EXERCISE DIRECTIONS |
Tally up the lines where the string "کرتے" appears; reply with the number only.

(Some records)
## Start
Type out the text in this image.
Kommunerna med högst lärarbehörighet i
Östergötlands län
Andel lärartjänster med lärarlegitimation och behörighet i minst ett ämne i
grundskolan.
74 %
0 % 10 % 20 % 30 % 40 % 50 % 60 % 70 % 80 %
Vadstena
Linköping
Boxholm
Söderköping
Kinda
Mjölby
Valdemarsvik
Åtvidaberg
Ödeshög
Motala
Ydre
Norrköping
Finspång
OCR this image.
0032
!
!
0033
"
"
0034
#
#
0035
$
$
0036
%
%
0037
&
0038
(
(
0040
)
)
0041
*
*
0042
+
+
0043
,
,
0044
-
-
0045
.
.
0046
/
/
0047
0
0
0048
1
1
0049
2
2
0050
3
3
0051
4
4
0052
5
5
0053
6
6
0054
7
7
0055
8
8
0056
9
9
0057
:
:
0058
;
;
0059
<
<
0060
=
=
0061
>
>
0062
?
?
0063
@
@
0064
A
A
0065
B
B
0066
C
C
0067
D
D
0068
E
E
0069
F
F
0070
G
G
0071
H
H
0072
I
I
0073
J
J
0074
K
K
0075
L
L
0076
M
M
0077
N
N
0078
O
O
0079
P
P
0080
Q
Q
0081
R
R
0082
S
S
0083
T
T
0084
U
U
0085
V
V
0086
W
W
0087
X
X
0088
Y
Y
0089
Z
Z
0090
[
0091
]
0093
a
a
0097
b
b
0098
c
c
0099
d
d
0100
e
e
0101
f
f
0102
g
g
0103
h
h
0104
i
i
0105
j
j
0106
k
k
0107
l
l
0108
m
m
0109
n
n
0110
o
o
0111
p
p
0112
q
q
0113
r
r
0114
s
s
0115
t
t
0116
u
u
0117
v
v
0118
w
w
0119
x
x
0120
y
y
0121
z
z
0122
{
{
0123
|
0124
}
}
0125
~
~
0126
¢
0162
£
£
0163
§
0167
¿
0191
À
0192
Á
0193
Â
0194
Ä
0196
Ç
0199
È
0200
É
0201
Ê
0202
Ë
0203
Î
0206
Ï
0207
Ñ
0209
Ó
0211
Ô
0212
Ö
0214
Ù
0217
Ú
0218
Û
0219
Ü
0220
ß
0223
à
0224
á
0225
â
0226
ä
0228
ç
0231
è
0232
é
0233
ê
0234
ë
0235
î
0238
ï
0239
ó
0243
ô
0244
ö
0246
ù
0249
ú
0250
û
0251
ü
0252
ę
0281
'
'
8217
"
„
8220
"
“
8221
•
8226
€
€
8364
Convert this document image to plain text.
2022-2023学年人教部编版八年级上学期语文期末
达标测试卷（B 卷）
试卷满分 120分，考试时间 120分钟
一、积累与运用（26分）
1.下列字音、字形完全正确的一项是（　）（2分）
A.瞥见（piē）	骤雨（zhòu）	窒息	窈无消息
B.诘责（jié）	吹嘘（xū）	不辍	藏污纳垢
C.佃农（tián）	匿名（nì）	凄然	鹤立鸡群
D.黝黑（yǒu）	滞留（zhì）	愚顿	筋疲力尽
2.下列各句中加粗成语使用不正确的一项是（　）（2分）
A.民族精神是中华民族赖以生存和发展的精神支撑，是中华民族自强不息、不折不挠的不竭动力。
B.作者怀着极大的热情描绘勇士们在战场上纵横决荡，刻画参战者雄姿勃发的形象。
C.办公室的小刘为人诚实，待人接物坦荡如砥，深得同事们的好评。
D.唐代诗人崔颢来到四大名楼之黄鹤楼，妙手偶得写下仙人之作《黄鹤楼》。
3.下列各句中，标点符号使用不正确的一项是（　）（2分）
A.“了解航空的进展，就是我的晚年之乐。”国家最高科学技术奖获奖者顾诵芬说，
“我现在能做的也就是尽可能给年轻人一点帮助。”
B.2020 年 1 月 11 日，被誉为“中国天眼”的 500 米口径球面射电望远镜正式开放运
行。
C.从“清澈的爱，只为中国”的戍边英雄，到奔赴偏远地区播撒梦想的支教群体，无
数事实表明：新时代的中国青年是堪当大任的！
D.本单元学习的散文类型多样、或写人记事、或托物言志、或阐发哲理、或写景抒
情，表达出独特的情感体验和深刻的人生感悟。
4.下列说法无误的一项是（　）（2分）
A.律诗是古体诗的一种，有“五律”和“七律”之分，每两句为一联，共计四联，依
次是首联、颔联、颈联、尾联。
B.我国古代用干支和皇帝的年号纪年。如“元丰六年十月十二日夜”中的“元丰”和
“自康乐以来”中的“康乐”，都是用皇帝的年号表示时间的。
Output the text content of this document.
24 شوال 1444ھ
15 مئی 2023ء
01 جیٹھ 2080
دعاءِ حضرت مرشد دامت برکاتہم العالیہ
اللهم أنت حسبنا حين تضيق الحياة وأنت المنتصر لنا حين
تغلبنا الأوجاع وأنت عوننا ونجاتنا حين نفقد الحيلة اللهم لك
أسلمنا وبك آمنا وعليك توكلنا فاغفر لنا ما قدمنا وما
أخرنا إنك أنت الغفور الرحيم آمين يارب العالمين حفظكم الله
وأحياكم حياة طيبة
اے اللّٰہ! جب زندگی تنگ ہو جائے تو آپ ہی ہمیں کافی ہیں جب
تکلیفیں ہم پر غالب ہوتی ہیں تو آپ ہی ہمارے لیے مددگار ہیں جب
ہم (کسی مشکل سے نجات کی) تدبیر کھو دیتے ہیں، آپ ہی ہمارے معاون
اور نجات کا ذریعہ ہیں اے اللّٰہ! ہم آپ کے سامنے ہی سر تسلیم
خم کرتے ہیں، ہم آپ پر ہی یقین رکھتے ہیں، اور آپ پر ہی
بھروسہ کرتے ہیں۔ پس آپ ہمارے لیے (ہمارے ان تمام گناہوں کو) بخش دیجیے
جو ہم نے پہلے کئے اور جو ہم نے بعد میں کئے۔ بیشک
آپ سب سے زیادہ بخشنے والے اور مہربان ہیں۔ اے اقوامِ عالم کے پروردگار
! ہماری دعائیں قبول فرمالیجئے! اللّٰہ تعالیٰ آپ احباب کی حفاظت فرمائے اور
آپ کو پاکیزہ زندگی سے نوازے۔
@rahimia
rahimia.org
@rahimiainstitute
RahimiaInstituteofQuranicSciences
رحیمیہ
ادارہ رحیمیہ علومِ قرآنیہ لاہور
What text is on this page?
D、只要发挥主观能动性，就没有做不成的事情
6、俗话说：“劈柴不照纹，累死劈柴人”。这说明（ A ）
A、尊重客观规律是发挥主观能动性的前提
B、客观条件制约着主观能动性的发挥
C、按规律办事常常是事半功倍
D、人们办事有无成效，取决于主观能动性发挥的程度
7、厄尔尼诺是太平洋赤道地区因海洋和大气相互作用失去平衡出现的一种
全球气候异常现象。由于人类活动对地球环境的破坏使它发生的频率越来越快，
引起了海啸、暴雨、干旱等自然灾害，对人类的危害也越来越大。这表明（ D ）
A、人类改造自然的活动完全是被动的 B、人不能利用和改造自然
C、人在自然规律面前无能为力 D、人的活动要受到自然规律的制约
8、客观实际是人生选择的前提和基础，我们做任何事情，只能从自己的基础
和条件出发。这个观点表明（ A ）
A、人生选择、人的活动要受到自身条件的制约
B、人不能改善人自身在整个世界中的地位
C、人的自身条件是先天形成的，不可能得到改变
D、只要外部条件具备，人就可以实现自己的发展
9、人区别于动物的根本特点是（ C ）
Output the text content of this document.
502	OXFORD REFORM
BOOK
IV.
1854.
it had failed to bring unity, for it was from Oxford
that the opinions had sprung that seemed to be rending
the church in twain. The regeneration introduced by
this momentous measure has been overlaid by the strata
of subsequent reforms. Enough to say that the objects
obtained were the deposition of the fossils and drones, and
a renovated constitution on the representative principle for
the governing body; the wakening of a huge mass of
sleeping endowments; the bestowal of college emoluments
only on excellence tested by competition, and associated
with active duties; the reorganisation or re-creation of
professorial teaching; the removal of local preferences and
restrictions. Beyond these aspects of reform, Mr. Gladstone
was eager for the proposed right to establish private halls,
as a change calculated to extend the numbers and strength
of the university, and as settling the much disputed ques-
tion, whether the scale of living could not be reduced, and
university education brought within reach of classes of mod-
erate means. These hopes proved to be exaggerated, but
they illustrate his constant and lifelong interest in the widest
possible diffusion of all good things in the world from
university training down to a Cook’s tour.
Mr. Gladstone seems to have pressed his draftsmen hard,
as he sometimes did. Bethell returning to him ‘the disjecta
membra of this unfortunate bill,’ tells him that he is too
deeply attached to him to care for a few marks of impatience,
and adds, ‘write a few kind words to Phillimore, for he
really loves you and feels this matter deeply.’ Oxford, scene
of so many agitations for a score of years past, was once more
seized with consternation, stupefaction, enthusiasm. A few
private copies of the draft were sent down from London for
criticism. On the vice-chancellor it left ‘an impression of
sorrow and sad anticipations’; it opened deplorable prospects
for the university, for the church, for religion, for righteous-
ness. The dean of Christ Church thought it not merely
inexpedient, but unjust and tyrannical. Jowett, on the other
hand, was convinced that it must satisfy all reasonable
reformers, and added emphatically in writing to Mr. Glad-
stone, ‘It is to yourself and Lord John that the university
## End
RESULT OF THIS TASK |
2